EXERCISE OBJECTIVE:
Carry on the chapter about sitting in a hammock by the river, picking up right after its final sentence below.

-------- EXTRACT PROVIDED --------

Chapter 22

I learned a new word today, on this the sixteenth day of May in an upper Midwestern city with several lakes. Fingerspitzengefühl. It means “finger tips feeling”; the intuitive sense of a situation. I’m in a hammock, sitting near the mouth of a river. Two pontoon boats just passed me and my fingerspitzengefühl is a light scent of boat gas, the easy rocking of the hammock that I’ve hung off-center to get a sort of half-chair setup. The park is full of people and there is a duck working his way up river. And then he loses some ground when he sticks his butt up and puts his head down. There’s a family of three canoeing past. There’s a toddler pointing at me. There’s a power boat behind me on the lake. The finger tips feeling is flowing through my finger tips into the keyboard. The duck is moving out of sight.

-------- DATA RECORDS --------

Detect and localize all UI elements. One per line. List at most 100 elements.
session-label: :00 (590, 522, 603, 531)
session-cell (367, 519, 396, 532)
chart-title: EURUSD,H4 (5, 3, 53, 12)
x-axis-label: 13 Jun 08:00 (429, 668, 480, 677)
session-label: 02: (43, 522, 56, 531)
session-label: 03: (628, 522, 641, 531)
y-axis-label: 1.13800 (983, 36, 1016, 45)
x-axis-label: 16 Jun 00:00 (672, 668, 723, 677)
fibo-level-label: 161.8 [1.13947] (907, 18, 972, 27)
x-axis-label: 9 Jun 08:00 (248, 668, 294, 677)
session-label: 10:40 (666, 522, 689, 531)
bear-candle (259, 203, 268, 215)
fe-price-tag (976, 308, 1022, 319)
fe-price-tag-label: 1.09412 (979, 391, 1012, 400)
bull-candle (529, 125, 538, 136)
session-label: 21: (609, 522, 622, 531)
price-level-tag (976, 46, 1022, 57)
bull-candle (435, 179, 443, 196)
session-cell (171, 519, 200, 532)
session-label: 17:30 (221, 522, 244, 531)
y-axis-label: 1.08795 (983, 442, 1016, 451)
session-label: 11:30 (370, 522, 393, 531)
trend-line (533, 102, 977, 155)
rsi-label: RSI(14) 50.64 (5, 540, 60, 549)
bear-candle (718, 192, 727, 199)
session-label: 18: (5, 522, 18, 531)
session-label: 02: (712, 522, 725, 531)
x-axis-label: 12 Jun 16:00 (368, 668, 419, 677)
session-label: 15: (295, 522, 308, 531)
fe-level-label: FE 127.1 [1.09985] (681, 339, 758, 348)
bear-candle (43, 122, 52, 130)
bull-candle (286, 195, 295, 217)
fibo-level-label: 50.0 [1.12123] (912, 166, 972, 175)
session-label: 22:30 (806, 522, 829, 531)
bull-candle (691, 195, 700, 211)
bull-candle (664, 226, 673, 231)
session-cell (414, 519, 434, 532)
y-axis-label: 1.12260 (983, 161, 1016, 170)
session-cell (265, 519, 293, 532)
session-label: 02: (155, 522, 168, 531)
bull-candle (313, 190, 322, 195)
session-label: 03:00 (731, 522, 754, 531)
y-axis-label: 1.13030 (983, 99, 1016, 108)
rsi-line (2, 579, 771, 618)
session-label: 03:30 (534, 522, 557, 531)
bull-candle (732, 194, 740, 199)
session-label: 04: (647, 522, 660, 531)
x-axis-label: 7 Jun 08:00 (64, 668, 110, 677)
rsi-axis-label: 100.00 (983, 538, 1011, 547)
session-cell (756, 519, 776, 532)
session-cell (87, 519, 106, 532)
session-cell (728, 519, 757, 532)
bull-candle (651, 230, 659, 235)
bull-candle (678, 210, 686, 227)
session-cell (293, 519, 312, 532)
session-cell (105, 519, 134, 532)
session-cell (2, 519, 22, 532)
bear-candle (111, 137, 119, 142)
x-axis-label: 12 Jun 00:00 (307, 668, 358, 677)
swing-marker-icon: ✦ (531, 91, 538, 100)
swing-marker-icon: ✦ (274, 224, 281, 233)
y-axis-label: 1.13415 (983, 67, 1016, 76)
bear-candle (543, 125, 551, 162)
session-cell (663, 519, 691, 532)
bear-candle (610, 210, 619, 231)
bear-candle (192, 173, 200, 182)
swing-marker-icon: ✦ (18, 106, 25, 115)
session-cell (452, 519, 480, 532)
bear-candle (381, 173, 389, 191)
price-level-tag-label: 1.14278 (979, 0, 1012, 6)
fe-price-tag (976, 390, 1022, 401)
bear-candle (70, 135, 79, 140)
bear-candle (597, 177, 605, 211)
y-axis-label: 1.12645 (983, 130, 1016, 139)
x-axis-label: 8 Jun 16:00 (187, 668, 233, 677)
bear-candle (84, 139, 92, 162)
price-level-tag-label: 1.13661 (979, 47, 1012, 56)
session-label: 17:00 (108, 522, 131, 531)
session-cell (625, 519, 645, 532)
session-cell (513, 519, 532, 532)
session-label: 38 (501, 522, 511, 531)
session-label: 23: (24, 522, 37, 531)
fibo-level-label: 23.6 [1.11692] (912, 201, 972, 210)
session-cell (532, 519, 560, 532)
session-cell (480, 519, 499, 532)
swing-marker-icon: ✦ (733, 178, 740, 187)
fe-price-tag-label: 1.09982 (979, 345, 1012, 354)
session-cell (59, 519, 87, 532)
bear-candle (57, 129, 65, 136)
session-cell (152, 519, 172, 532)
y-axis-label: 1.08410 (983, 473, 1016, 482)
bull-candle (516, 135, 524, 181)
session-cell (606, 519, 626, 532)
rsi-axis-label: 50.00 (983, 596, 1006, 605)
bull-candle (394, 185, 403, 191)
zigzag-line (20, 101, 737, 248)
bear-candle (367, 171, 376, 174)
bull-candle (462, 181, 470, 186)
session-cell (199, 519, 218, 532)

--------

EXPECTED OUTPUT:
I’ve been thinking about why I’ve been challenged to enjoy myself at work for years. I think it’s because I’m not in any way engaging my fingerspitzengefühl in a way that leads to situational development. My finger tips have felt stasis and analyzed why things have been stopped. I’ve gotten to know problems intimately, with very little agency over solutions-development, problem-elimination, or actually doing things. It’s a part of the reason why I have such a low opinion of organizations; my job has been to evaluate the situation and make decision recommendations to people who were not particularly interested in making decisions. I expect the decision-makers I worked for might remember it differently: I am impatient beyond a shadow of a sunny day in the desert. And yet my impatience was justified. Tremendous resources have been available for empathy, listening, and efficacy and most of the time and energy has gone into creating imaginary vanities, with the brightest possible lights and the cleanest possible mirrors. I think that has something to do with power, something to do with maleness, and something to do with “administration” as a supposedly useful thing. I like people and tend to respect peoples’ perspectives, therefore I am loathe to “administer” them (horror quotes).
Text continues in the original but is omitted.